— Start of SELECTED PASSAGE —

How can I force Flume-NG to process the backlog of events after a sink failed?

I'm trying to setup Flume-NG to collect various kinds of logs from a bunch of servers (mostly running Tomcat instances and Apache Httpd) and dump them into HDFS on a 5-node Hadoop cluster. The setup looks like this:
Each application server tails the relevant logs into a one of the Exec Sources (one for each log type: java, httpd, syslog), which outs them through a FileChannel to an Avro sink. On each server the different sources, channels and sinks are managed by one Agent. Events get picked up by an AvroSource which resides on the Hadoop Cluster (the node that also hosts the SecondaryNameNode and the Jobtracker). For each logtype there is an AvroSource listening on a different port. The events go through the FileChannel into the HDFS Sink, which saves the events using the FlumeEventAvro EventSerializer and Snappy compression.
The problem: The agent on the Hadoop node that manages the HDFS Sinks (again, one for each logtype) failed after some hours because we didn't change the Heap size of the JVM. From then on lots of events were collected in the FileChannel on that node and after that also on the FileChannels on the Application Servers, because the FileChannel on the Hadoop node reached it's maximum capacity. When I fixed the problem, I couldn't get the agent on the Hadoop node to process the backlog speedily enough so it could resume normal operation. The size of the tmp dir where the FileChannel saves the events before sinking them, keeps growing all the time. Also, HDFS writes seem to be real slow.
Is there a way to force Flume to process the backlog first before ingesting new events? Is the following configuration optimal? Maybe related: The files that get written to HDFS are really small, around 1 - 3 MB or so. That's certainly not optimal with the HDFS default blocksize of 64MB and with regards to future MR operations. What settings should I use to collect the events in files large enough for the HDFS blocksize?
I have a feeling the config on the Hadoop node is not right, I'm suspecting the values for BatchSize, RollCount and related params are off, but I'm not sure what the optimal values should be.
Example config on Application Servers:
agent.sources=syslogtail httpdtail javatail
agent.channels=tmpfile-syslog tmpfile-httpd tmpfile-java
agent.sinks=avrosink-syslog avrosink-httpd avrosink-java
agent.sources.syslogtail.type=exec
agent.sources.syslogtail.command=tail -F /var/log/messages
agent.sources.syslogtail.interceptors=ts
agent.sources.syslogtail.interceptors.ts.type=timestamp
agent.sources.syslogtail.channels=tmpfile-syslog
agent.sources.syslogtail.batchSize=1
...

— End of SELECTED PASSAGE —

WRITTEN INSTRUCTION: Output the Flume-NG post verbatim from "The problem: The" up to and including "be real slow.". These records come from a source unrelated to the Flume-NG post.

— Start of RECORDS SUPPLIED —

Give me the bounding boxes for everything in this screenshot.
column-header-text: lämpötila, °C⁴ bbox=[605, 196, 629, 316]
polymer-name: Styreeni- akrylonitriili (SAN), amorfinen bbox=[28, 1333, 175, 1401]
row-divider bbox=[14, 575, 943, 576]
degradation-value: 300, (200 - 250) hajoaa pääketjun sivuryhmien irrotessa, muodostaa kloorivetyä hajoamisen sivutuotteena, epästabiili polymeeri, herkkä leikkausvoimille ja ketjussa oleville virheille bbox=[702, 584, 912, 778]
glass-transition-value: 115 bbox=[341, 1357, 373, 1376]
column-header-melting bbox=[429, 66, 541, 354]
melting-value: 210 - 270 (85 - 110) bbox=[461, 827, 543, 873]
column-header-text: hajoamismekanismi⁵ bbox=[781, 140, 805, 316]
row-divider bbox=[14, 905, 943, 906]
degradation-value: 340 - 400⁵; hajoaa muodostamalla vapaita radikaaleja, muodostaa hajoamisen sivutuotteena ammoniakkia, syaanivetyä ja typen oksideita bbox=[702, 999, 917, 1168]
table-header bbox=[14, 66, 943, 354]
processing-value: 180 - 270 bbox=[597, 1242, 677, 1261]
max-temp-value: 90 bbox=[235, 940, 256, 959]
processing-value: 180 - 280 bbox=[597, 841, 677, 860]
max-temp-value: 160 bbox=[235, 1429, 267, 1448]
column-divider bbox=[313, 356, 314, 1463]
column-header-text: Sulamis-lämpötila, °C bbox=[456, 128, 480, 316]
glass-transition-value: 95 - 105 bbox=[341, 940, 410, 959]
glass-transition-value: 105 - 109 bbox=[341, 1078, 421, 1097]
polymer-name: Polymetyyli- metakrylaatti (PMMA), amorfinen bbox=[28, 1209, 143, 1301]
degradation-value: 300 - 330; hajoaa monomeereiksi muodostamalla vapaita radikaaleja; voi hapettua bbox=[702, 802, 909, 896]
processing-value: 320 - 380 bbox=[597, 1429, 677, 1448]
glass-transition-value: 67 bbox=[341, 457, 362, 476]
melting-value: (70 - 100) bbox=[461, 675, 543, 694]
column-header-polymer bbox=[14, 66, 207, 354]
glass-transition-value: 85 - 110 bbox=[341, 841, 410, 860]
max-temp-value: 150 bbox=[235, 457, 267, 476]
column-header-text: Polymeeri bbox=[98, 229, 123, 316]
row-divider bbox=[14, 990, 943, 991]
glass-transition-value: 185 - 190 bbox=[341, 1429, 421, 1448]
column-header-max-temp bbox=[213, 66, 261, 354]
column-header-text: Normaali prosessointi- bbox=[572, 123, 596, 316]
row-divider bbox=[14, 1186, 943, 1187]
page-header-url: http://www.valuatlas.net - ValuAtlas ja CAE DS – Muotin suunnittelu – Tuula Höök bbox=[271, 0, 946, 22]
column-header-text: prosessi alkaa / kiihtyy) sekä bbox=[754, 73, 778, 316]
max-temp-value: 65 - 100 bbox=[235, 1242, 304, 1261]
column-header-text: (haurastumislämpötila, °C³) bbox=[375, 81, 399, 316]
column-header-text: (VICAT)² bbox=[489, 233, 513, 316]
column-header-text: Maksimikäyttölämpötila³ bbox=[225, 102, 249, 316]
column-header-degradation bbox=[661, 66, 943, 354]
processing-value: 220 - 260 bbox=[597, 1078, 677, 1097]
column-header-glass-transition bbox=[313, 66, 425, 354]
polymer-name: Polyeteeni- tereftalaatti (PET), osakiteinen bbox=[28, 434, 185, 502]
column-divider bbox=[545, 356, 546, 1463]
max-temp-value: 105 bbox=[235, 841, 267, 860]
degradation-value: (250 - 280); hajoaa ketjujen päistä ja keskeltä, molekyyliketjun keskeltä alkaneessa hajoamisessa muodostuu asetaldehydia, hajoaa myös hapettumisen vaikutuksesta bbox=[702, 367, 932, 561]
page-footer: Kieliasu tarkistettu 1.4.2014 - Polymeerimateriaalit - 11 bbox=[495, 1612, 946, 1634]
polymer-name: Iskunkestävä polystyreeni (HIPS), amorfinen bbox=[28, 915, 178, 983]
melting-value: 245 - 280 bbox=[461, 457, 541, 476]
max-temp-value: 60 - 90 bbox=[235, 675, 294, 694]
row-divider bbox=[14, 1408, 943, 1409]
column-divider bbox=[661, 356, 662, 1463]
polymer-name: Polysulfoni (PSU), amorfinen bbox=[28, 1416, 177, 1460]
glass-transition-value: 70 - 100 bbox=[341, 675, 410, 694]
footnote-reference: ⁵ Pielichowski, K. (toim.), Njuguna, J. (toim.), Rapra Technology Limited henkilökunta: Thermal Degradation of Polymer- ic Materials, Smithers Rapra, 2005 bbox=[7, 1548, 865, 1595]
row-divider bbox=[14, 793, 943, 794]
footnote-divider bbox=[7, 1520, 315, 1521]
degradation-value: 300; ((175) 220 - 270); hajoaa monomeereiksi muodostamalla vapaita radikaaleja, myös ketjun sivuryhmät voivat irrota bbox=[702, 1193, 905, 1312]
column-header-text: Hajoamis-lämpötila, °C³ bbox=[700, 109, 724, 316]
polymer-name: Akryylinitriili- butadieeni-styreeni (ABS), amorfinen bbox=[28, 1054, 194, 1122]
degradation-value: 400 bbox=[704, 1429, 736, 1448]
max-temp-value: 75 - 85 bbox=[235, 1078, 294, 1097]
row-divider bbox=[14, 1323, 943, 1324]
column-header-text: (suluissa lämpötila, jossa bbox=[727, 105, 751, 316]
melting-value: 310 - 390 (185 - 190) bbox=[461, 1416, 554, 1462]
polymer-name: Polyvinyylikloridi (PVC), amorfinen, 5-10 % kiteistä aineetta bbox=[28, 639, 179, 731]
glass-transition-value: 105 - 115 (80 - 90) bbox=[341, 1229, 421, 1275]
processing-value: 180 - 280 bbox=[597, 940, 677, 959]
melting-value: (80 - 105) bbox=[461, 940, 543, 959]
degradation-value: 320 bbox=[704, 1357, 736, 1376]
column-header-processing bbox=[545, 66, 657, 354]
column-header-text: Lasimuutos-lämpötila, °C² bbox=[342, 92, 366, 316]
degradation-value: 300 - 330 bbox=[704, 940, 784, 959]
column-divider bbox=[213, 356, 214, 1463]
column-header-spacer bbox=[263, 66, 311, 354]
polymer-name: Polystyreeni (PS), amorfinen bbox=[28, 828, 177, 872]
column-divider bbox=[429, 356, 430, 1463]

— End of RECORDS SUPPLIED —

RESULT OF THE TASK:
The problem: The agent on the Hadoop node that manages the HDFS Sinks (again, one for each logtype) failed after some hours because we didn't change the Heap size of the JVM. From then on lots of events were collected in the FileChannel on that node and after that also on the FileChannels on the Application Servers, because the FileChannel on the Hadoop node reached it's maximum capacity. When I fixed the problem, I couldn't get the agent on the Hadoop node to process the backlog speedily enough so it could resume normal operation. The size of the tmp dir where the FileChannel saves the events before sinking them, keeps growing all the time. Also, HDFS writes seem to be real slow.